→ **What is expected**: Write the entries out again exactly as they stand, but without the pictures.
####################
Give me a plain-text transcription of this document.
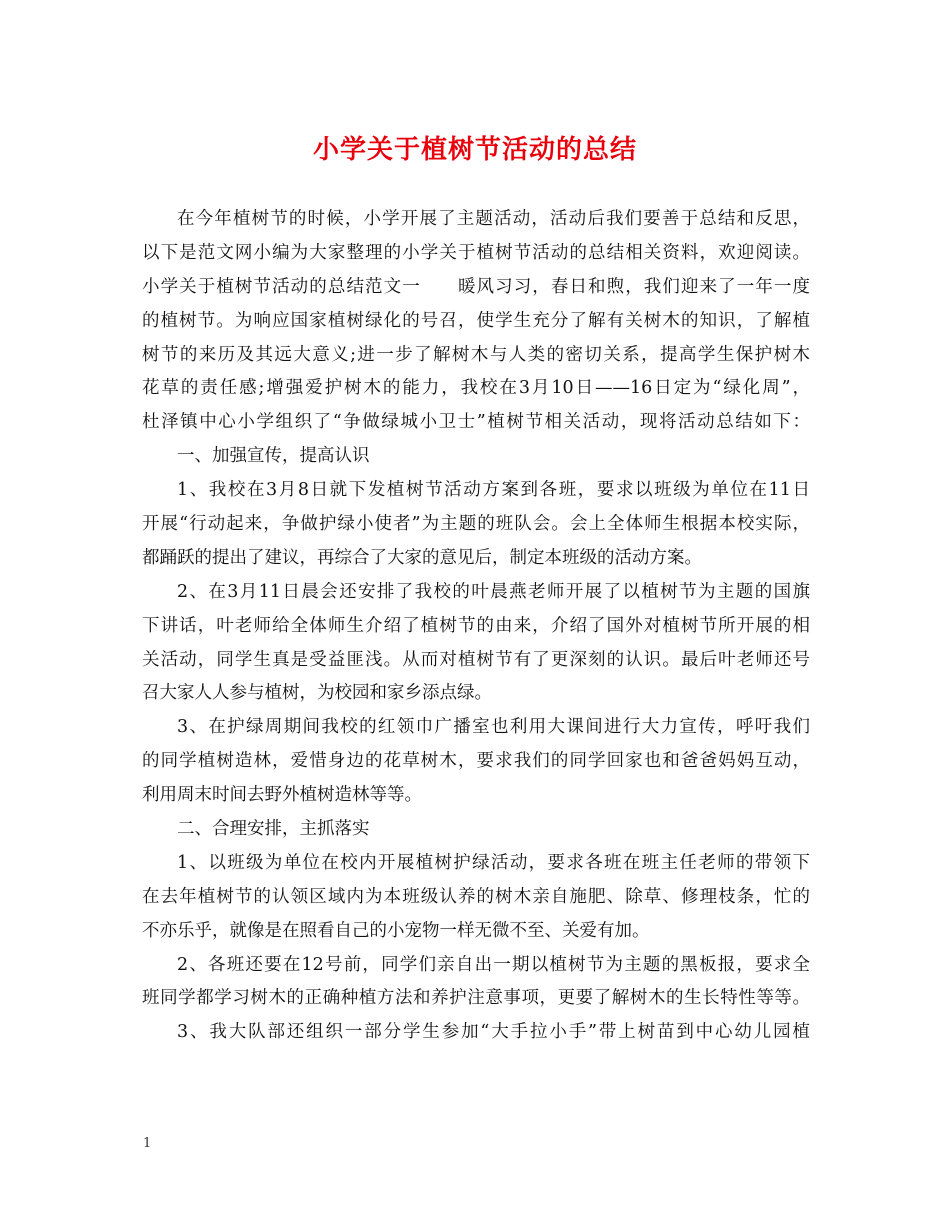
小学关于植树节活动的总结
在今年植树节的时候，小学开展了主题活动，活动后我们要善于总结和反思，
以下是范文网小编为大家整理的小学关于植树节活动的总结相关资料，欢迎阅读。
小学关于植树节活动的总结范文一　　暖风习习，春日和煦，我们迎来了一年一度
的植树节。为响应国家植树绿化的号召，使学生充分了解有关树木的知识，了解植
树节的来历及其远大意义;进一步了解树木与人类的密切关系，提高学生保护树木
花草的责任感;增强爱护树木的能力，我校在3月10日——16日定为“绿化周”，
杜泽镇中心小学组织了“争做绿城小卫士”植树节相关活动，现将活动总结如下：
一、加强宣传，提高认识
1、我校在3月8日就下发植树节活动方案到各班，要求以班级为单位在11日
开展“行动起来，争做护绿小使者”为主题的班队会。会上全体师生根据本校实际，
都踊跃的提出了建议，再综合了大家的意见后，制定本班级的活动方案。
2、在3月11日晨会还安排了我校的叶晨燕老师开展了以植树节为主题的国旗
下讲话，叶老师给全体师生介绍了植树节的由来，介绍了国外对植树节所开展的相
关活动，同学生真是受益匪浅。从而对植树节有了更深刻的认识。最后叶老师还号
召大家人人参与植树，为校园和家乡添点绿。
3、在护绿周期间我校的红领巾广播室也利用大课间进行大力宣传，呼吁我们
的同学植树造林，爱惜身边的花草树木，要求我们的同学回家也和爸爸妈妈互动，
利用周末时间去野外植树造林等等。
二、合理安排，主抓落实
1、以班级为单位在校内开展植树护绿活动，要求各班在班主任老师的带领下
在去年植树节的认领区域内为本班级认养的树木亲自施肥、除草、修理枝条，忙的
不亦乐乎，就像是在照看自己的小宠物一样无微不至、关爱有加。
2、各班还要在12号前，同学们亲自出一期以植树节为主题的黑板报，要求全
班同学都学习树木的正确种植方法和养护注意事项，更要了解树木的生长特性等等。
3、我大队部还组织一部分学生参加“大手拉小手”带上树苗到中心幼儿园植
1
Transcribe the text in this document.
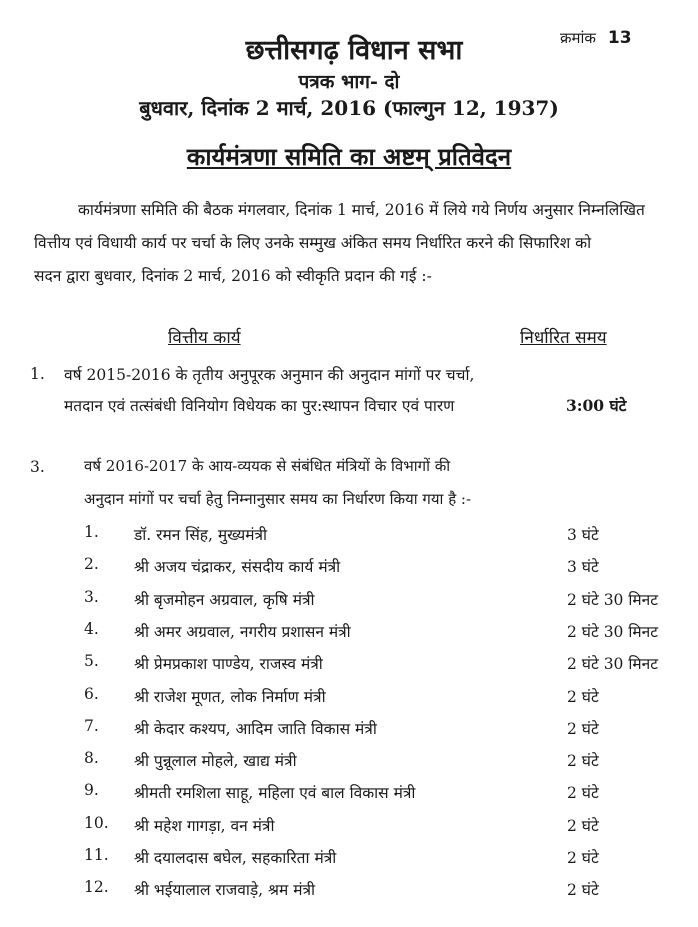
क्रमांक 13
छत्तीसगढ़ विधान सभा
पत्रक भाग- दो
बुधवार, दिनांक 2 मार्च, 2016 (फाल्गुन 12, 1937)
कार्यमंत्रणा समिति का अष्टम् प्रतिवेदन
कार्यमंत्रणा समिति की बैठक मंगलवार, दिनांक 1 मार्च, 2016 में लिये गये निर्णय अनुसार निम्नलिखित
वित्तीय एवं विधायी कार्य पर चर्चा के लिए उनके सम्मुख अंकित समय निर्धारित करने की सिफारिश को
सदन द्वारा बुधवार, दिनांक 2 मार्च, 2016 को स्वीकृति प्रदान की गई :-
वित्तीय कार्य	निर्धारित समय
1. वर्ष 2015-2016 के तृतीय अनुपूरक अनुमान की अनुदान मांगों पर चर्चा,
मतदान एवं तत्संबंधी विनियोग विधेयक का पुर:स्थापन विचार एवं पारण	3:00 घंटे
3.	वर्ष 2016-2017 के आय-व्ययक से संबंधित मंत्रियों के विभागों की
अनुदान मांगों पर चर्चा हेतु निम्नानुसार समय का निर्धारण किया गया है :-
1. डॉ. रमन सिंह, मुख्यमंत्री	3 घंटे
2. श्री अजय चंद्राकर, संसदीय कार्य मंत्री	3 घंटे
3. श्री बृजमोहन अग्रवाल, कृषि मंत्री	2 घंटे 30 मिनट
4. श्री अमर अग्रवाल, नगरीय प्रशासन मंत्री	2 घंटे 30 मिनट
5. श्री प्रेमप्रकाश पाण्डेय, राजस्व मंत्री	2 घंटे 30 मिनट
6. श्री राजेश मूणत, लोक निर्माण मंत्री	2 घंटे
7. श्री केदार कश्यप, आदिम जाति विकास मंत्री	2 घंटे
8. श्री पुन्नूलाल मोहले, खाद्य मंत्री	2 घंटे
9. श्रीमती रमशिला साहू, महिला एवं बाल विकास मंत्री	2 घंटे
10. श्री महेश गागड़ा, वन मंत्री	2 घंटे
11. श्री दयालदास बघेल, सहकारिता मंत्री	2 घंटे
12. श्री भईयालाल राजवाड़े, श्रम मंत्री	2 घंटे
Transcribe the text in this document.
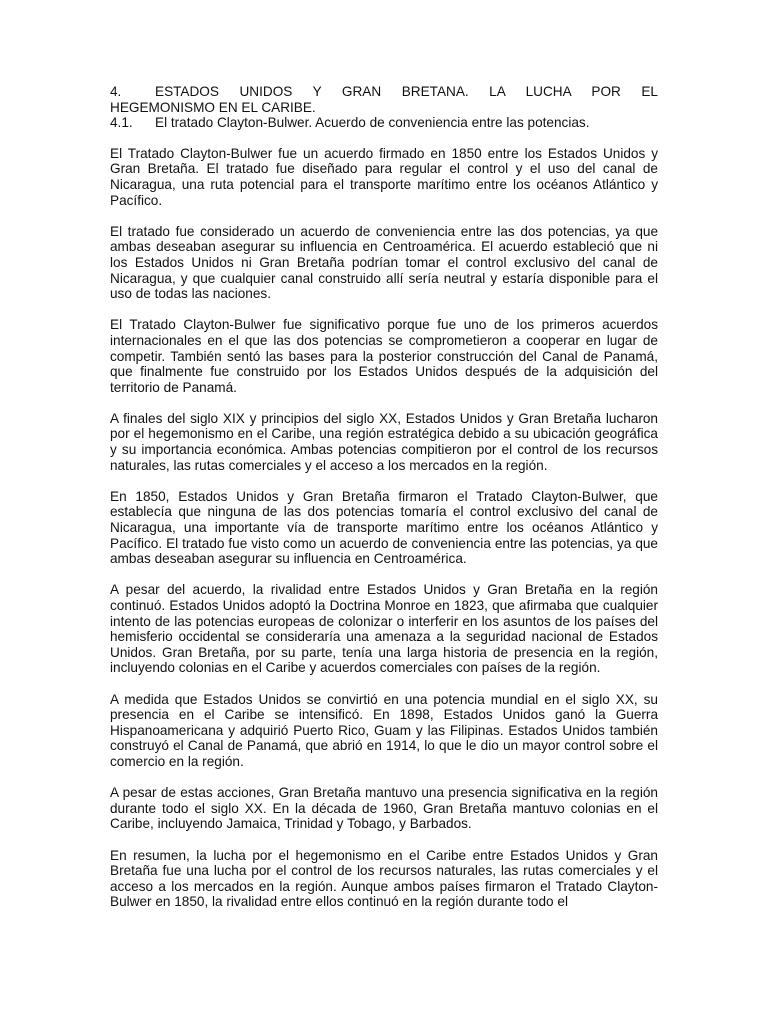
4.	ESTADOS UNIDOS Y GRAN BRETANA. LA LUCHA POR EL
HEGEMONISMO EN EL CARIBE.
4.1.	El tratado Clayton-Bulwer. Acuerdo de conveniencia entre las potencias.

El Tratado Clayton-Bulwer fue un acuerdo firmado en 1850 entre los Estados Unidos y Gran Bretaña. El tratado fue diseñado para regular el control y el uso del canal de Nicaragua, una ruta potencial para el transporte marítimo entre los océanos Atlántico y Pacífico.

El tratado fue considerado un acuerdo de conveniencia entre las dos potencias, ya que ambas deseaban asegurar su influencia en Centroamérica. El acuerdo estableció que ni los Estados Unidos ni Gran Bretaña podrían tomar el control exclusivo del canal de Nicaragua, y que cualquier canal construido allí sería neutral y estaría disponible para el uso de todas las naciones.

El Tratado Clayton-Bulwer fue significativo porque fue uno de los primeros acuerdos internacionales en el que las dos potencias se comprometieron a cooperar en lugar de competir. También sentó las bases para la posterior construcción del Canal de Panamá, que finalmente fue construido por los Estados Unidos después de la adquisición del territorio de Panamá.

A finales del siglo XIX y principios del siglo XX, Estados Unidos y Gran Bretaña lucharon por el hegemonismo en el Caribe, una región estratégica debido a su ubicación geográfica y su importancia económica. Ambas potencias compitieron por el control de los recursos naturales, las rutas comerciales y el acceso a los mercados en la región.

En 1850, Estados Unidos y Gran Bretaña firmaron el Tratado Clayton-Bulwer, que establecía que ninguna de las dos potencias tomaría el control exclusivo del canal de Nicaragua, una importante vía de transporte marítimo entre los océanos Atlántico y Pacífico. El tratado fue visto como un acuerdo de conveniencia entre las potencias, ya que ambas deseaban asegurar su influencia en Centroamérica.

A pesar del acuerdo, la rivalidad entre Estados Unidos y Gran Bretaña en la región continuó. Estados Unidos adoptó la Doctrina Monroe en 1823, que afirmaba que cualquier intento de las potencias europeas de colonizar o interferir en los asuntos de los países del hemisferio occidental se consideraría una amenaza a la seguridad nacional de Estados Unidos. Gran Bretaña, por su parte, tenía una larga historia de presencia en la región, incluyendo colonias en el Caribe y acuerdos comerciales con países de la región.

A medida que Estados Unidos se convirtió en una potencia mundial en el siglo XX, su presencia en el Caribe se intensificó. En 1898, Estados Unidos ganó la Guerra Hispanoamericana y adquirió Puerto Rico, Guam y las Filipinas. Estados Unidos también construyó el Canal de Panamá, que abrió en 1914, lo que le dio un mayor control sobre el comercio en la región.

A pesar de estas acciones, Gran Bretaña mantuvo una presencia significativa en la región durante todo el siglo XX. En la década de 1960, Gran Bretaña mantuvo colonias en el Caribe, incluyendo Jamaica, Trinidad y Tobago, y Barbados.

En resumen, la lucha por el hegemonismo en el Caribe entre Estados Unidos y Gran Bretaña fue una lucha por el control de los recursos naturales, las rutas comerciales y el acceso a los mercados en la región. Aunque ambos países firmaron el Tratado Clayton-Bulwer en 1850, la rivalidad entre ellos continuó en la región durante todo el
####################
→ **Exercise solution**:
Give me a plain-text transcription of this document.
小学关于植树节活动的总结
在今年植树节的时候，小学开展了主题活动，活动后我们要善于总结和反思，
以下是范文网小编为大家整理的小学关于植树节活动的总结相关资料，欢迎阅读。
小学关于植树节活动的总结范文一　　暖风习习，春日和煦，我们迎来了一年一度
的植树节。为响应国家植树绿化的号召，使学生充分了解有关树木的知识，了解植
树节的来历及其远大意义;进一步了解树木与人类的密切关系，提高学生保护树木
花草的责任感;增强爱护树木的能力，我校在3月10日——16日定为“绿化周”，
杜泽镇中心小学组织了“争做绿城小卫士”植树节相关活动，现将活动总结如下：
一、加强宣传，提高认识
1、我校在3月8日就下发植树节活动方案到各班，要求以班级为单位在11日
开展“行动起来，争做护绿小使者”为主题的班队会。会上全体师生根据本校实际，
都踊跃的提出了建议，再综合了大家的意见后，制定本班级的活动方案。
2、在3月11日晨会还安排了我校的叶晨燕老师开展了以植树节为主题的国旗
下讲话，叶老师给全体师生介绍了植树节的由来，介绍了国外对植树节所开展的相
关活动，同学生真是受益匪浅。从而对植树节有了更深刻的认识。最后叶老师还号
召大家人人参与植树，为校园和家乡添点绿。
3、在护绿周期间我校的红领巾广播室也利用大课间进行大力宣传，呼吁我们
的同学植树造林，爱惜身边的花草树木，要求我们的同学回家也和爸爸妈妈互动，
利用周末时间去野外植树造林等等。
二、合理安排，主抓落实
1、以班级为单位在校内开展植树护绿活动，要求各班在班主任老师的带领下
在去年植树节的认领区域内为本班级认养的树木亲自施肥、除草、修理枝条，忙的
不亦乐乎，就像是在照看自己的小宠物一样无微不至、关爱有加。
2、各班还要在12号前，同学们亲自出一期以植树节为主题的黑板报，要求全
班同学都学习树木的正确种植方法和养护注意事项，更要了解树木的生长特性等等。
3、我大队部还组织一部分学生参加“大手拉小手”带上树苗到中心幼儿园植
1
Transcribe the text in this document.
क्रमांक 13
छत्तीसगढ़ विधान सभा
पत्रक भाग- दो
बुधवार, दिनांक 2 मार्च, 2016 (फाल्गुन 12, 1937)
कार्यमंत्रणा समिति का अष्टम् प्रतिवेदन
कार्यमंत्रणा समिति की बैठक मंगलवार, दिनांक 1 मार्च, 2016 में लिये गये निर्णय अनुसार निम्नलिखित
वित्तीय एवं विधायी कार्य पर चर्चा के लिए उनके सम्मुख अंकित समय निर्धारित करने की सिफारिश को
सदन द्वारा बुधवार, दिनांक 2 मार्च, 2016 को स्वीकृति प्रदान की गई :-
वित्तीय कार्य	निर्धारित समय
1. वर्ष 2015-2016 के तृतीय अनुपूरक अनुमान की अनुदान मांगों पर चर्चा,
मतदान एवं तत्संबंधी विनियोग विधेयक का पुर:स्थापन विचार एवं पारण	3:00 घंटे
3.	वर्ष 2016-2017 के आय-व्ययक से संबंधित मंत्रियों के विभागों की
अनुदान मांगों पर चर्चा हेतु निम्नानुसार समय का निर्धारण किया गया है :-
1. डॉ. रमन सिंह, मुख्यमंत्री	3 घंटे
2. श्री अजय चंद्राकर, संसदीय कार्य मंत्री	3 घंटे
3. श्री बृजमोहन अग्रवाल, कृषि मंत्री	2 घंटे 30 मिनट
4. श्री अमर अग्रवाल, नगरीय प्रशासन मंत्री	2 घंटे 30 मिनट
5. श्री प्रेमप्रकाश पाण्डेय, राजस्व मंत्री	2 घंटे 30 मिनट
6. श्री राजेश मूणत, लोक निर्माण मंत्री	2 घंटे
7. श्री केदार कश्यप, आदिम जाति विकास मंत्री	2 घंटे
8. श्री पुन्नूलाल मोहले, खाद्य मंत्री	2 घंटे
9. श्रीमती रमशिला साहू, महिला एवं बाल विकास मंत्री	2 घंटे
10. श्री महेश गागड़ा, वन मंत्री	2 घंटे
11. श्री दयालदास बघेल, सहकारिता मंत्री	2 घंटे
12. श्री भईयालाल राजवाड़े, श्रम मंत्री	2 घंटे
Transcribe the text in this document.
4.	ESTADOS UNIDOS Y GRAN BRETANA. LA LUCHA POR EL
HEGEMONISMO EN EL CARIBE.
4.1.	El tratado Clayton-Bulwer. Acuerdo de conveniencia entre las potencias.

El Tratado Clayton-Bulwer fue un acuerdo firmado en 1850 entre los Estados Unidos y Gran Bretaña. El tratado fue diseñado para regular el control y el uso del canal de Nicaragua, una ruta potencial para el transporte marítimo entre los océanos Atlántico y Pacífico.

El tratado fue considerado un acuerdo de conveniencia entre las dos potencias, ya que ambas deseaban asegurar su influencia en Centroamérica. El acuerdo estableció que ni los Estados Unidos ni Gran Bretaña podrían tomar el control exclusivo del canal de Nicaragua, y que cualquier canal construido allí sería neutral y estaría disponible para el uso de todas las naciones.

El Tratado Clayton-Bulwer fue significativo porque fue uno de los primeros acuerdos internacionales en el que las dos potencias se comprometieron a cooperar en lugar de competir. También sentó las bases para la posterior construcción del Canal de Panamá, que finalmente fue construido por los Estados Unidos después de la adquisición del territorio de Panamá.

A finales del siglo XIX y principios del siglo XX, Estados Unidos y Gran Bretaña lucharon por el hegemonismo en el Caribe, una región estratégica debido a su ubicación geográfica y su importancia económica. Ambas potencias compitieron por el control de los recursos naturales, las rutas comerciales y el acceso a los mercados en la región.

En 1850, Estados Unidos y Gran Bretaña firmaron el Tratado Clayton-Bulwer, que establecía que ninguna de las dos potencias tomaría el control exclusivo del canal de Nicaragua, una importante vía de transporte marítimo entre los océanos Atlántico y Pacífico. El tratado fue visto como un acuerdo de conveniencia entre las potencias, ya que ambas deseaban asegurar su influencia en Centroamérica.

A pesar del acuerdo, la rivalidad entre Estados Unidos y Gran Bretaña en la región continuó. Estados Unidos adoptó la Doctrina Monroe en 1823, que afirmaba que cualquier intento de las potencias europeas de colonizar o interferir en los asuntos de los países del hemisferio occidental se consideraría una amenaza a la seguridad nacional de Estados Unidos. Gran Bretaña, por su parte, tenía una larga historia de presencia en la región, incluyendo colonias en el Caribe y acuerdos comerciales con países de la región.

A medida que Estados Unidos se convirtió en una potencia mundial en el siglo XX, su presencia en el Caribe se intensificó. En 1898, Estados Unidos ganó la Guerra Hispanoamericana y adquirió Puerto Rico, Guam y las Filipinas. Estados Unidos también construyó el Canal de Panamá, que abrió en 1914, lo que le dio un mayor control sobre el comercio en la región.

A pesar de estas acciones, Gran Bretaña mantuvo una presencia significativa en la región durante todo el siglo XX. En la década de 1960, Gran Bretaña mantuvo colonias en el Caribe, incluyendo Jamaica, Trinidad y Tobago, y Barbados.

En resumen, la lucha por el hegemonismo en el Caribe entre Estados Unidos y Gran Bretaña fue una lucha por el control de los recursos naturales, las rutas comerciales y el acceso a los mercados en la región. Aunque ambos países firmaron el Tratado Clayton-Bulwer en 1850, la rivalidad entre ellos continuó en la región durante todo el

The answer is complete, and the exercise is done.